§ **MATERIAL FOR THE TASK**:
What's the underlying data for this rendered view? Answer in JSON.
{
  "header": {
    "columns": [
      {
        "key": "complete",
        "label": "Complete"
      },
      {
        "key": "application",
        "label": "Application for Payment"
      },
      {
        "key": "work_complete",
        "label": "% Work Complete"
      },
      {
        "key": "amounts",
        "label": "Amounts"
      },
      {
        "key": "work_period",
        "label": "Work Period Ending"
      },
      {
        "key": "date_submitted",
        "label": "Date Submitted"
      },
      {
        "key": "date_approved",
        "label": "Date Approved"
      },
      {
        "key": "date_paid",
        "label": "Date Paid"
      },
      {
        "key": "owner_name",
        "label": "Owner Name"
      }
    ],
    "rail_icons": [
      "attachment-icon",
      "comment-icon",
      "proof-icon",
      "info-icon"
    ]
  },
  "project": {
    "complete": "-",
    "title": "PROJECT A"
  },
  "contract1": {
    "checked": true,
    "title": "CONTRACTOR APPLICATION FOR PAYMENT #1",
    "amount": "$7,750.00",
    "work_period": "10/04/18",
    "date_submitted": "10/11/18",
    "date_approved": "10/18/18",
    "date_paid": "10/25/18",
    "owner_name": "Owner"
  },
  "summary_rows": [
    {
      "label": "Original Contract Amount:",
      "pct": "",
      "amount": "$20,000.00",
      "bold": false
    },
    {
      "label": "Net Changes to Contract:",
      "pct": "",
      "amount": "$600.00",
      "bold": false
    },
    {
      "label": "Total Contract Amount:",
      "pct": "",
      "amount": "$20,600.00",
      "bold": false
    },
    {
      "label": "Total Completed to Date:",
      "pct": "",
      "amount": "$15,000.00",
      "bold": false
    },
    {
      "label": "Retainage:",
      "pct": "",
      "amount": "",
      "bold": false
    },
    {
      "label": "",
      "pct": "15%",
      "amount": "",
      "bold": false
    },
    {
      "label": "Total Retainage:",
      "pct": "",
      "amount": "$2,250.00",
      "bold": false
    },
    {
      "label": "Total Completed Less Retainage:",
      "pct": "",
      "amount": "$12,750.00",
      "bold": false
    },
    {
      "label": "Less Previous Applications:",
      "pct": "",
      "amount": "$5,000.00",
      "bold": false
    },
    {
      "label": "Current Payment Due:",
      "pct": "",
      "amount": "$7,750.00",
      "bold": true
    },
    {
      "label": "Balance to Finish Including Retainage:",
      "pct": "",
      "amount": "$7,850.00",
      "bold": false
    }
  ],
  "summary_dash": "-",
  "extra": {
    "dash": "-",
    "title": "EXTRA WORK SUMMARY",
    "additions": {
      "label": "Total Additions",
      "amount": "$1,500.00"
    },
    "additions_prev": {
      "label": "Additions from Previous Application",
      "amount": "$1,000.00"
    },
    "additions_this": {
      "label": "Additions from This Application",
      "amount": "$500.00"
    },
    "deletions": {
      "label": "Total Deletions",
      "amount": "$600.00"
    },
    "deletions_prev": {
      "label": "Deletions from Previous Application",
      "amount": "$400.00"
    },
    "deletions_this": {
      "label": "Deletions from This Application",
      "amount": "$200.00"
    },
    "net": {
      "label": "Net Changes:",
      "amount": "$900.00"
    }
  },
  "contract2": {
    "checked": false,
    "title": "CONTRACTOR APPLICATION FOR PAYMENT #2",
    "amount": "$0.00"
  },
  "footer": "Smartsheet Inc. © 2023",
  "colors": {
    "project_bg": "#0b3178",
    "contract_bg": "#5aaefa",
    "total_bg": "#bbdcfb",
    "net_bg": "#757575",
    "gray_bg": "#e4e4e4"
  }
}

§ **SET TASK**: Reproduce every line of the data verbatim.

§ **REPLY TO THE EXERCISE**:
What's the underlying data for this rendered view? Answer in JSON.
{
  "header": {
    "columns": [
      {
        "key": "complete",
        "label": "Complete"
      },
      {
        "key": "application",
        "label": "Application for Payment"
      },
      {
        "key": "work_complete",
        "label": "% Work Complete"
      },
      {
        "key": "amounts",
        "label": "Amounts"
      },
      {
        "key": "work_period",
        "label": "Work Period Ending"
      },
      {
        "key": "date_submitted",
        "label": "Date Submitted"
      },
      {
        "key": "date_approved",
        "label": "Date Approved"
      },
      {
        "key": "date_paid",
        "label": "Date Paid"
      },
      {
        "key": "owner_name",
        "label": "Owner Name"
      }
    ],
    "rail_icons": [
      "attachment-icon",
      "comment-icon",
      "proof-icon",
      "info-icon"
    ]
  },
  "project": {
    "complete": "-",
    "title": "PROJECT A"
  },
  "contract1": {
    "checked": true,
    "title": "CONTRACTOR APPLICATION FOR PAYMENT #1",
    "amount": "$7,750.00",
    "work_period": "10/04/18",
    "date_submitted": "10/11/18",
    "date_approved": "10/18/18",
    "date_paid": "10/25/18",
    "owner_name": "Owner"
  },
  "summary_rows": [
    {
      "label": "Original Contract Amount:",
      "pct": "",
      "amount": "$20,000.00",
      "bold": false
    },
    {
      "label": "Net Changes to Contract:",
      "pct": "",
      "amount": "$600.00",
      "bold": false
    },
    {
      "label": "Total Contract Amount:",
      "pct": "",
      "amount": "$20,600.00",
      "bold": false
    },
    {
      "label": "Total Completed to Date:",
      "pct": "",
      "amount": "$15,000.00",
      "bold": false
    },
    {
      "label": "Retainage:",
      "pct": "",
      "amount": "",
      "bold": false
    },
    {
      "label": "",
      "pct": "15%",
      "amount": "",
      "bold": false
    },
    {
      "label": "Total Retainage:",
      "pct": "",
      "amount": "$2,250.00",
      "bold": false
    },
    {
      "label": "Total Completed Less Retainage:",
      "pct": "",
      "amount": "$12,750.00",
      "bold": false
    },
    {
      "label": "Less Previous Applications:",
      "pct": "",
      "amount": "$5,000.00",
      "bold": false
    },
    {
      "label": "Current Payment Due:",
      "pct": "",
      "amount": "$7,750.00",
      "bold": true
    },
    {
      "label": "Balance to Finish Including Retainage:",
      "pct": "",
      "amount": "$7,850.00",
      "bold": false
    }
  ],
  "summary_dash": "-",
  "extra": {
    "dash": "-",
    "title": "EXTRA WORK SUMMARY",
    "additions": {
      "label": "Total Additions",
      "amount": "$1,500.00"
    },
    "additions_prev": {
      "label": "Additions from Previous Application",
      "amount": "$1,000.00"
    },
    "additions_this": {
      "label": "Additions from This Application",
      "amount": "$500.00"
    },
    "deletions": {
      "label": "Total Deletions",
      "amount": "$600.00"
    },
    "deletions_prev": {
      "label": "Deletions from Previous Application",
      "amount": "$400.00"
    },
    "deletions_this": {
      "label": "Deletions from This Application",
      "amount": "$200.00"
    },
    "net": {
      "label": "Net Changes:",
      "amount": "$900.00"
    }
  },
  "contract2": {
    "checked": false,
    "title": "CONTRACTOR APPLICATION FOR PAYMENT #2",
    "amount": "$0.00"
  },
  "footer": "Smartsheet Inc. © 2023",
  "colors": {
    "project_bg": "#0b3178",
    "contract_bg": "#5aaefa",
    "total_bg": "#bbdcfb",
    "net_bg": "#757575",
    "gray_bg": "#e4e4e4"
  }
}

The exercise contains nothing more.